## The exercise
Give the material again in full, matching it exactly.

* BEGIN Material provided *

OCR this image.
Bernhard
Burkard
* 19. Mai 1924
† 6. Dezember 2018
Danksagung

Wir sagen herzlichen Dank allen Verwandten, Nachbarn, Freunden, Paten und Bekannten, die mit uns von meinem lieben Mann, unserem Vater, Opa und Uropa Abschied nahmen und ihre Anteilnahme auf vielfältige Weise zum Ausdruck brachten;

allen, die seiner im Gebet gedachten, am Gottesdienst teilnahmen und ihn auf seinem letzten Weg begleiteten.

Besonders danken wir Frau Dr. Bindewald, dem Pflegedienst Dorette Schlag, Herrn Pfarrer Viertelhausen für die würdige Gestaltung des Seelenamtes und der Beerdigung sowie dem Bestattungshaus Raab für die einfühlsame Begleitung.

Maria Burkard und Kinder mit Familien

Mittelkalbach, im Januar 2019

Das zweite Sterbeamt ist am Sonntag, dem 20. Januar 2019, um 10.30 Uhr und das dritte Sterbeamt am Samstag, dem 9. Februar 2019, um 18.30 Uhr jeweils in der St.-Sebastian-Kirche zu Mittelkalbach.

* END Material provided *

## Solution to this problem
OCR this image.
Bernhard
Burkard
* 19. Mai 1924
† 6. Dezember 2018
Danksagung

Wir sagen herzlichen Dank allen Verwandten, Nachbarn, Freunden, Paten und Bekannten, die mit uns von meinem lieben Mann, unserem Vater, Opa und Uropa Abschied nahmen und ihre Anteilnahme auf vielfältige Weise zum Ausdruck brachten;

allen, die seiner im Gebet gedachten, am Gottesdienst teilnahmen und ihn auf seinem letzten Weg begleiteten.

Besonders danken wir Frau Dr. Bindewald, dem Pflegedienst Dorette Schlag, Herrn Pfarrer Viertelhausen für die würdige Gestaltung des Seelenamtes und der Beerdigung sowie dem Bestattungshaus Raab für die einfühlsame Begleitung.

Maria Burkard und Kinder mit Familien

Mittelkalbach, im Januar 2019

Das zweite Sterbeamt ist am Sonntag, dem 20. Januar 2019, um 10.30 Uhr und das dritte Sterbeamt am Samstag, dem 9. Februar 2019, um 18.30 Uhr jeweils in der St.-Sebastian-Kirche zu Mittelkalbach.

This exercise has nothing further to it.